**What this task involves**
Print the entries below in their entirety, exactly as they are written.

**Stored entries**
..........
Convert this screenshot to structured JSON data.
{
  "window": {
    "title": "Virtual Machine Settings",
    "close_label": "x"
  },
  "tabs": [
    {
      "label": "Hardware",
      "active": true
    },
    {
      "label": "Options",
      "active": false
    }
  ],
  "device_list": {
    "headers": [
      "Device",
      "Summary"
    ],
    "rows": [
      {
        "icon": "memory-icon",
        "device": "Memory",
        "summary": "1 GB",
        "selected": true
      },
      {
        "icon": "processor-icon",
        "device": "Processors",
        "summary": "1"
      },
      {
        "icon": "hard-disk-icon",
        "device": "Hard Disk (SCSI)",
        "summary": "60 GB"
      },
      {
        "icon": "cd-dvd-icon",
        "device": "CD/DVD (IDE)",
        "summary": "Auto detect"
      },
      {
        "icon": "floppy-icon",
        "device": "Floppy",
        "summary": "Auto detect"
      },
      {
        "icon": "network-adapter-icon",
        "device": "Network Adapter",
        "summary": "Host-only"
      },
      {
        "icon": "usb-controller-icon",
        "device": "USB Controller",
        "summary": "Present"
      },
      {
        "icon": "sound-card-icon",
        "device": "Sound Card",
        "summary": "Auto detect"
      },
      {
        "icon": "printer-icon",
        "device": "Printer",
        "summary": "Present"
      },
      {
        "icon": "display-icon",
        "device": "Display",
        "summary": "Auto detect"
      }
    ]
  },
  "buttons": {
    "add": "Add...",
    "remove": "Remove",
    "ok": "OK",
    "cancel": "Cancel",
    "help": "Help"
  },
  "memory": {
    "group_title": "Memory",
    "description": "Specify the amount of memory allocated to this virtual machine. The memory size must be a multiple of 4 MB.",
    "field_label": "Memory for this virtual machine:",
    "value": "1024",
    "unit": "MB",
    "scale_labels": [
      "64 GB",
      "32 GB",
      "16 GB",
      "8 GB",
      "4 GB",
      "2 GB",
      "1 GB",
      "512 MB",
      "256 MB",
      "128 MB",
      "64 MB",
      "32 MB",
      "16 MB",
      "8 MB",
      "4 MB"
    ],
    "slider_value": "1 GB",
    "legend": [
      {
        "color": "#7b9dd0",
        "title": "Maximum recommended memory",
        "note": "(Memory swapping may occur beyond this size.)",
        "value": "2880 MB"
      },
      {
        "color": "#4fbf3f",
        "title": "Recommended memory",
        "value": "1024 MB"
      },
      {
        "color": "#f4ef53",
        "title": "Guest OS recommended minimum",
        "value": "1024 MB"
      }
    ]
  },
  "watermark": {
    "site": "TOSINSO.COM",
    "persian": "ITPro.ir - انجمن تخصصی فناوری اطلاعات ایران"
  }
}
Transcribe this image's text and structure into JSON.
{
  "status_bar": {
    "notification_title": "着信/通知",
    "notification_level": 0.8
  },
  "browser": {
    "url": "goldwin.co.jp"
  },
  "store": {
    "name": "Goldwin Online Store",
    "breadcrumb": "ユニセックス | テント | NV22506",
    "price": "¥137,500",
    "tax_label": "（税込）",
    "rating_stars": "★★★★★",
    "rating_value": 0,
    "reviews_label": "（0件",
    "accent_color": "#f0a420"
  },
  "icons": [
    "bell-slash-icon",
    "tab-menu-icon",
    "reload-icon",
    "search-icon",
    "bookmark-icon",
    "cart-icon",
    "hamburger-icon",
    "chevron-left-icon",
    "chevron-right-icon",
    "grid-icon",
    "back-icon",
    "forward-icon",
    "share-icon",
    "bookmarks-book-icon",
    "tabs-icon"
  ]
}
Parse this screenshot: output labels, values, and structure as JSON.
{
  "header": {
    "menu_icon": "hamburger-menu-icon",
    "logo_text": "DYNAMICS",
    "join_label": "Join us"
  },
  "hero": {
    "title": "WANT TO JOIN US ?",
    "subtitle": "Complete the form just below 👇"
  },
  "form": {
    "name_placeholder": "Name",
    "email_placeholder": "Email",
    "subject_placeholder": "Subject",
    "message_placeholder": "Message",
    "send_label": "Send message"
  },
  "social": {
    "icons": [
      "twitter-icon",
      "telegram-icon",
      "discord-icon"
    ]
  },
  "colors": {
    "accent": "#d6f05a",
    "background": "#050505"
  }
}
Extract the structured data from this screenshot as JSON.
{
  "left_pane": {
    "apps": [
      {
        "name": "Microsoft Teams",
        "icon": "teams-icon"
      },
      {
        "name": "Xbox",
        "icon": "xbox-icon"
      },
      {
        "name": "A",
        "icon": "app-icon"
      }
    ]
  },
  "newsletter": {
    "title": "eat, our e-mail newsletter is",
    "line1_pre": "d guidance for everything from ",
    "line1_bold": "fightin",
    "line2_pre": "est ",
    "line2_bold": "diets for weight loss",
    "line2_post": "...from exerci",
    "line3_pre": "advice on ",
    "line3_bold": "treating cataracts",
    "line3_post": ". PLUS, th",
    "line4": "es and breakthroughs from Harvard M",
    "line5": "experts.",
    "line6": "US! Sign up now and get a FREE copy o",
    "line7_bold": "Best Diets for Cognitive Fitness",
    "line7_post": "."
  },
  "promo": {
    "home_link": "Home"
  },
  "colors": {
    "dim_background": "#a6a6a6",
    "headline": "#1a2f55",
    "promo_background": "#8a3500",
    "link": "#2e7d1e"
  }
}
..........
**Solution for this problem**
Convert this screenshot to structured JSON data.
{
  "window": {
    "title": "Virtual Machine Settings",
    "close_label": "x"
  },
  "tabs": [
    {
      "label": "Hardware",
      "active": true
    },
    {
      "label": "Options",
      "active": false
    }
  ],
  "device_list": {
    "headers": [
      "Device",
      "Summary"
    ],
    "rows": [
      {
        "icon": "memory-icon",
        "device": "Memory",
        "summary": "1 GB",
        "selected": true
      },
      {
        "icon": "processor-icon",
        "device": "Processors",
        "summary": "1"
      },
      {
        "icon": "hard-disk-icon",
        "device": "Hard Disk (SCSI)",
        "summary": "60 GB"
      },
      {
        "icon": "cd-dvd-icon",
        "device": "CD/DVD (IDE)",
        "summary": "Auto detect"
      },
      {
        "icon": "floppy-icon",
        "device": "Floppy",
        "summary": "Auto detect"
      },
      {
        "icon": "network-adapter-icon",
        "device": "Network Adapter",
        "summary": "Host-only"
      },
      {
        "icon": "usb-controller-icon",
        "device": "USB Controller",
        "summary": "Present"
      },
      {
        "icon": "sound-card-icon",
        "device": "Sound Card",
        "summary": "Auto detect"
      },
      {
        "icon": "printer-icon",
        "device": "Printer",
        "summary": "Present"
      },
      {
        "icon": "display-icon",
        "device": "Display",
        "summary": "Auto detect"
      }
    ]
  },
  "buttons": {
    "add": "Add...",
    "remove": "Remove",
    "ok": "OK",
    "cancel": "Cancel",
    "help": "Help"
  },
  "memory": {
    "group_title": "Memory",
    "description": "Specify the amount of memory allocated to this virtual machine. The memory size must be a multiple of 4 MB.",
    "field_label": "Memory for this virtual machine:",
    "value": "1024",
    "unit": "MB",
    "scale_labels": [
      "64 GB",
      "32 GB",
      "16 GB",
      "8 GB",
      "4 GB",
      "2 GB",
      "1 GB",
      "512 MB",
      "256 MB",
      "128 MB",
      "64 MB",
      "32 MB",
      "16 MB",
      "8 MB",
      "4 MB"
    ],
    "slider_value": "1 GB",
    "legend": [
      {
        "color": "#7b9dd0",
        "title": "Maximum recommended memory",
        "note": "(Memory swapping may occur beyond this size.)",
        "value": "2880 MB"
      },
      {
        "color": "#4fbf3f",
        "title": "Recommended memory",
        "value": "1024 MB"
      },
      {
        "color": "#f4ef53",
        "title": "Guest OS recommended minimum",
        "value": "1024 MB"
      }
    ]
  },
  "watermark": {
    "site": "TOSINSO.COM",
    "persian": "ITPro.ir - انجمن تخصصی فناوری اطلاعات ایران"
  }
}
Transcribe this image's text and structure into JSON.
{
  "status_bar": {
    "notification_title": "着信/通知",
    "notification_level": 0.8
  },
  "browser": {
    "url": "goldwin.co.jp"
  },
  "store": {
    "name": "Goldwin Online Store",
    "breadcrumb": "ユニセックス | テント | NV22506",
    "price": "¥137,500",
    "tax_label": "（税込）",
    "rating_stars": "★★★★★",
    "rating_value": 0,
    "reviews_label": "（0件",
    "accent_color": "#f0a420"
  },
  "icons": [
    "bell-slash-icon",
    "tab-menu-icon",
    "reload-icon",
    "search-icon",
    "bookmark-icon",
    "cart-icon",
    "hamburger-icon",
    "chevron-left-icon",
    "chevron-right-icon",
    "grid-icon",
    "back-icon",
    "forward-icon",
    "share-icon",
    "bookmarks-book-icon",
    "tabs-icon"
  ]
}
Parse this screenshot: output labels, values, and structure as JSON.
{
  "header": {
    "menu_icon": "hamburger-menu-icon",
    "logo_text": "DYNAMICS",
    "join_label": "Join us"
  },
  "hero": {
    "title": "WANT TO JOIN US ?",
    "subtitle": "Complete the form just below 👇"
  },
  "form": {
    "name_placeholder": "Name",
    "email_placeholder": "Email",
    "subject_placeholder": "Subject",
    "message_placeholder": "Message",
    "send_label": "Send message"
  },
  "social": {
    "icons": [
      "twitter-icon",
      "telegram-icon",
      "discord-icon"
    ]
  },
  "colors": {
    "accent": "#d6f05a",
    "background": "#050505"
  }
}
Extract the structured data from this screenshot as JSON.
{
  "left_pane": {
    "apps": [
      {
        "name": "Microsoft Teams",
        "icon": "teams-icon"
      },
      {
        "name": "Xbox",
        "icon": "xbox-icon"
      },
      {
        "name": "A",
        "icon": "app-icon"
      }
    ]
  },
  "newsletter": {
    "title": "eat, our e-mail newsletter is",
    "line1_pre": "d guidance for everything from ",
    "line1_bold": "fightin",
    "line2_pre": "est ",
    "line2_bold": "diets for weight loss",
    "line2_post": "...from exerci",
    "line3_pre": "advice on ",
    "line3_bold": "treating cataracts",
    "line3_post": ". PLUS, th",
    "line4": "es and breakthroughs from Harvard M",
    "line5": "experts.",
    "line6": "US! Sign up now and get a FREE copy o",
    "line7_bold": "Best Diets for Cognitive Fitness",
    "line7_post": "."
  },
  "promo": {
    "home_link": "Home"
  },
  "colors": {
    "dim_background": "#a6a6a6",
    "headline": "#1a2f55",
    "promo_background": "#8a3500",
    "link": "#2e7d1e"
  }
}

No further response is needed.